**Brief:** Go through the entries below and retype them exactly, omitting each picture.
#### Input records ####
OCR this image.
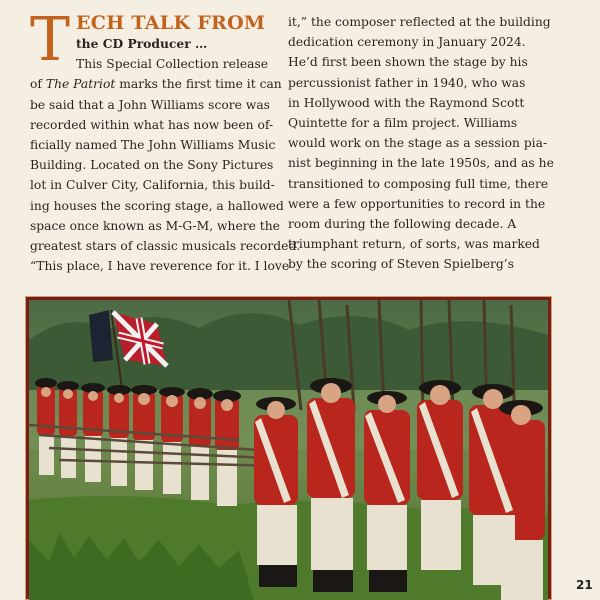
T ECH TALK FROM
the CD Producer …
This Special Collection release
of The Patriot marks the first time it can
be said that a John Williams score was
recorded within what has now been of-
ficially named The John Williams Music
Building. Located on the Sony Pictures
lot in Culver City, California, this build-
ing houses the scoring stage, a hallowed
space once known as M-G-M, where the
greatest stars of classic musicals recorded.
“This place, I have reverence for it. I love
it,” the composer reflected at the building
dedication ceremony in January 2024.
He’d first been shown the stage by his
percussionist father in 1940, who was
in Hollywood with the Raymond Scott
Quintette for a film project. Williams
would work on the stage as a session pia-
nist beginning in the late 1950s, and as he
transitioned to composing full time, there
were a few opportunities to record in the
room during the following decade. A
triumphant return, of sorts, was marked
by the scoring of Steven Spielberg’s
21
####
**Result of this exercise:**
OCR this image.
T ECH TALK FROM
the CD Producer …
This Special Collection release
of The Patriot marks the first time it can
be said that a John Williams score was
recorded within what has now been of-
ficially named The John Williams Music
Building. Located on the Sony Pictures
lot in Culver City, California, this build-
ing houses the scoring stage, a hallowed
space once known as M-G-M, where the
greatest stars of classic musicals recorded.
“This place, I have reverence for it. I love
it,” the composer reflected at the building
dedication ceremony in January 2024.
He’d first been shown the stage by his
percussionist father in 1940, who was
in Hollywood with the Raymond Scott
Quintette for a film project. Williams
would work on the stage as a session pia-
nist beginning in the late 1950s, and as he
transitioned to composing full time, there
were a few opportunities to record in the
room during the following decade. A
triumphant return, of sorts, was marked
by the scoring of Steven Spielberg’s
21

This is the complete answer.